We can do several things to clean this up.
- We’ll change the color of the lines for each bar of the histogram.
- We’ll change the fill inside each bar to make them stand out a bit more.
- We’ll add a title and relabel the horizontal (x) axis to include the units of measurement.
- We’ll avoid the warning by selecting a number of bins (we’ll use 25 here) into which we’ll group the heights before drawing the histogram.
ggplot(data = nh_data_2179, aes(x = Height)) +
geom_histogram(bins = 25, col = "yellow", fill = "blue") +
labs(title = "Height of NHANES subjects ages 21-79",
x = "Height in cm.")
3.6.1 Changing a Histogram’s Fill and Color
The CWRU color guide (https://case.edu/umc/our-brand/visual-guidelines/) lists the HTML color schemes for CWRU blue and CWRU gray. Let’s match that color scheme.
cwru.blue <- '#0a304e'
cwru.gray <- '#626262'
ggplot(data = nh_data_2179, aes(x = Height)) +
geom_histogram(binwidth = 2, col = cwru.gray, fill = cwru.blue) +
labs(title = "Height of NHANES subjects ages 21-79",
x = "Height in cm.") +
theme_bw()
Note the other changes to the graph above.
- We changed the theme to replace the gray background.

▶ RECORDS PROVIDED:
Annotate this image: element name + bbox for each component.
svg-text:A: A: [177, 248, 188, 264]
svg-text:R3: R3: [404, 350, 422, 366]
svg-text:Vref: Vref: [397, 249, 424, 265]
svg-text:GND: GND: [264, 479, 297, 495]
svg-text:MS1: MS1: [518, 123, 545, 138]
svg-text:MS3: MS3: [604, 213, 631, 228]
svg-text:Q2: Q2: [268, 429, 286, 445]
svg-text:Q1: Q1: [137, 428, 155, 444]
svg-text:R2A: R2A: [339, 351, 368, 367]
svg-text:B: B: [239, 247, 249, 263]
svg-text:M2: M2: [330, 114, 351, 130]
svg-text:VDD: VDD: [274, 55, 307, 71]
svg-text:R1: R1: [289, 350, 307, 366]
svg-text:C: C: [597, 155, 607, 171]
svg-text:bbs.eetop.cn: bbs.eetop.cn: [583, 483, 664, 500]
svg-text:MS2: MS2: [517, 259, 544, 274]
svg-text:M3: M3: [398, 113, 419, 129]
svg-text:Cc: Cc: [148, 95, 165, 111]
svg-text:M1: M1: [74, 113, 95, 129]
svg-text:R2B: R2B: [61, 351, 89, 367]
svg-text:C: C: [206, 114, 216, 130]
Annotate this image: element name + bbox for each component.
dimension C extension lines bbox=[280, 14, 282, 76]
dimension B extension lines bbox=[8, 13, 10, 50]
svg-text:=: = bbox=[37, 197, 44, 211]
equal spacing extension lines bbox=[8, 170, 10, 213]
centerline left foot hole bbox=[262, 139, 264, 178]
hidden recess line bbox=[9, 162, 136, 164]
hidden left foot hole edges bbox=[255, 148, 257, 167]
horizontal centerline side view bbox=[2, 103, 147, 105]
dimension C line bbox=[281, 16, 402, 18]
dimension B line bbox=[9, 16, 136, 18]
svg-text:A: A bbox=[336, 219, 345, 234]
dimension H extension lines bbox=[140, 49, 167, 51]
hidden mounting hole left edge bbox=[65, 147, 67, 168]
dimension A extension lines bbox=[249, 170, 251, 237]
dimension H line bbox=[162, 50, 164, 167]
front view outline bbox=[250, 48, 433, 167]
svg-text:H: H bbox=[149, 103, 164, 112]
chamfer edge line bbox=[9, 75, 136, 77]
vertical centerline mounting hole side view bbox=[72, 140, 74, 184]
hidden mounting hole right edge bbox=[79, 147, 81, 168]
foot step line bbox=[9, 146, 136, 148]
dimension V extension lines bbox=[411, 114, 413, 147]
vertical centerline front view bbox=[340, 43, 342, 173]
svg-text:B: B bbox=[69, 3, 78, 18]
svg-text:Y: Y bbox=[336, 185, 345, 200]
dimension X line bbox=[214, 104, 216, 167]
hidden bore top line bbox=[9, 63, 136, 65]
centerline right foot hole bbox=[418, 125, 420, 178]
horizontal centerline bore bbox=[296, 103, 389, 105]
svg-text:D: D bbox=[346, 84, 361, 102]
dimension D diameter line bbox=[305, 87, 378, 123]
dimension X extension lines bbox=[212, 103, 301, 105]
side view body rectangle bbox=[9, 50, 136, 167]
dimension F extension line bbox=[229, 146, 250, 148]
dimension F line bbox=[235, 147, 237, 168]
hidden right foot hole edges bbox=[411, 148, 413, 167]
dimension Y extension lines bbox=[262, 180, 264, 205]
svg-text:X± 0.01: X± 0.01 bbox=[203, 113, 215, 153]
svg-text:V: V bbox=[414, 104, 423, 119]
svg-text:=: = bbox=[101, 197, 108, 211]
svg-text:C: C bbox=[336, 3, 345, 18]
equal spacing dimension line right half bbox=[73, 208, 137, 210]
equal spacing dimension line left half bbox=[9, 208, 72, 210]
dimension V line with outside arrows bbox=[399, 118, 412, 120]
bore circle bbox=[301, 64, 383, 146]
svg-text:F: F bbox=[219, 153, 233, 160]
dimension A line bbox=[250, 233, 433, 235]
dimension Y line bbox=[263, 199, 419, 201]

▶ YOUR GOAL:
Reproduce the histogram passage from "We can do several" up to and including "a bit more.".

▶ ANSWER TO THIS PROBLEM:
We can do several things to clean this up.
- We’ll change the color of the lines for each bar of the histogram.
- We’ll change the fill inside each bar to make them stand out a bit more.